*Given task 1*
In the passage on courtship, what initiative has tended to be the woman's prerogative?
*Given task 2*
Retype everything in the passage on courtship from "Men still make" down to "arm round him.", character for character.

Men still make the arrangements. Women still wait to be asked. Yet many of us would like things to be different. There were hints of this hunger for change in the way both men and women described their dating behaviour to me. Almost invariably, they played down the gender differences.
When women talk about the moves they do make, they strive to show that they have some control over what happens. A woman will emphasize the potency of her glances, gestures, smiles. She’ll claim her signals are crystal clear. She’ll describe how she’ll cross a crowded room to talk to an appealing stranger, and how she’ll touch the man before he touches her, or put her arm round him.
The behaviours that women present as examples of making the first move usually fall within the parameters of the traditional script. For instance, touching first – a light touch on the shoulder or arm – has tended to be the woman’s prerogative. Initiatives like this that women do take are often open to interpretation. She goes up to him and starts talking. Is it flirtation or friendship? She puts her arm round his shoulders. A sexual move – or a warm affectionate hug? These initiatives are indirect: it’s not obvious what they mean. And because they’re ambiguous, they’re a lot less risky than the traditional male initiatives – an invitation to dinner, a kiss on the lips. This distinction was clearly recognized by Rowena, who said, ‘If you open your eyes wide at someone, you can pretend it wasn’t really happening if it all goes wrong. But if you went and said, “Can you come to the cinema with me on Friday?” and he said no, you’d feel pathetic.’
Yet the fact that women highlight the moves that we do make shows how ready we are to move on. Women today are well aware of the rewards for sexual assertion. ‘Passive’ is a dirty word: no woman wants to be seen as passive in her sexual behaviour, and many of us would love to be more confident and innovative in our sex lives. I suspect that we put such stress on the active parts of our courtship behaviour because we yearn for more control at the start of our sexual relationships.
Men also tended to present themselves as thoroughly egalitarian. Men told me that yes, of course, it was fine for women to ask them out, it was a thoroughly good thing, they didn’t go in for this man-the-hunter act anyway. They said they were sure it was happening a lot, because it had happened to them – though, on probing, I usually found that they’d been approached only once or twice, while they’d approached large numbers of women themselves. They also stressed how tentative they were in their traditional male role and how difficult they found it: they told me how few risks they took, how shy they were, how they waited till they were sure.

*Dataset extract*
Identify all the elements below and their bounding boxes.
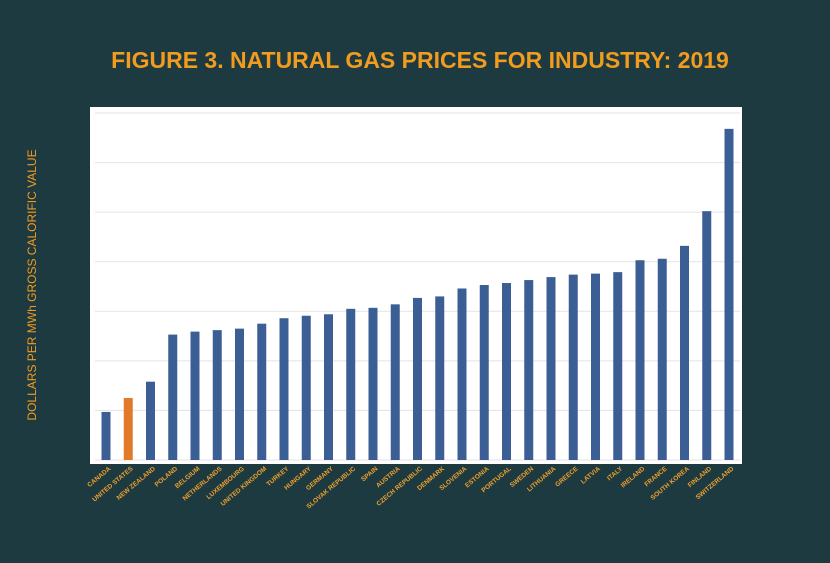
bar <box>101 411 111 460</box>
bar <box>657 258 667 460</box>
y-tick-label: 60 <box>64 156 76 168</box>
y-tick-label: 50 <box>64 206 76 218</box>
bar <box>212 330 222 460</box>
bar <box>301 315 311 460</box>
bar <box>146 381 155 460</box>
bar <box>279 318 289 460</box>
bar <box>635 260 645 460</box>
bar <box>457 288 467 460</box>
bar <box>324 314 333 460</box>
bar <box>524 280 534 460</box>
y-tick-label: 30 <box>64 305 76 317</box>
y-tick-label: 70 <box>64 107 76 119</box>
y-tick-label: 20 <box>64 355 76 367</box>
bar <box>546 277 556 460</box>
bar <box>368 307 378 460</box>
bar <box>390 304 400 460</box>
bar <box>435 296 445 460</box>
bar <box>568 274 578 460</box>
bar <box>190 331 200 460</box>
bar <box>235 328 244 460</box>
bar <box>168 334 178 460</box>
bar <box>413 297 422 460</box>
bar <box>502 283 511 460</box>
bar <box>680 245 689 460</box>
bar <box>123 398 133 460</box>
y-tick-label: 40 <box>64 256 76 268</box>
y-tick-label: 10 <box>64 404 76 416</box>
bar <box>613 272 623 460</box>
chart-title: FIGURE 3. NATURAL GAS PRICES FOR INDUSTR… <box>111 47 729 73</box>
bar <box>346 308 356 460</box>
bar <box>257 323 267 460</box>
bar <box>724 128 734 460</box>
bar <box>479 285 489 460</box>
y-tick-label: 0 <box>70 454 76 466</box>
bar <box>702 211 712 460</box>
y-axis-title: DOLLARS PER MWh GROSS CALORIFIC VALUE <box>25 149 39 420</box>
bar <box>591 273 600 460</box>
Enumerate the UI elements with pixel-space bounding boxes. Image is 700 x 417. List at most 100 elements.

*Written answer 1*
Touching first, with a light touch on the shoulder or arm.

*Written answer 2*
Men still make the arrangements. Women still wait to be asked. Yet many of us would like things to be different. There were hints of this hunger for change in the way both men and women described their dating behaviour to me. Almost invariably, they played down the gender differences.
When women talk about the moves they do make, they strive to show that they have some control over what happens. A woman will emphasize the potency of her glances, gestures, smiles. She’ll claim her signals are crystal clear. She’ll describe how she’ll cross a crowded room to talk to an appealing stranger, and how she’ll touch the man before he touches her, or put her arm round him.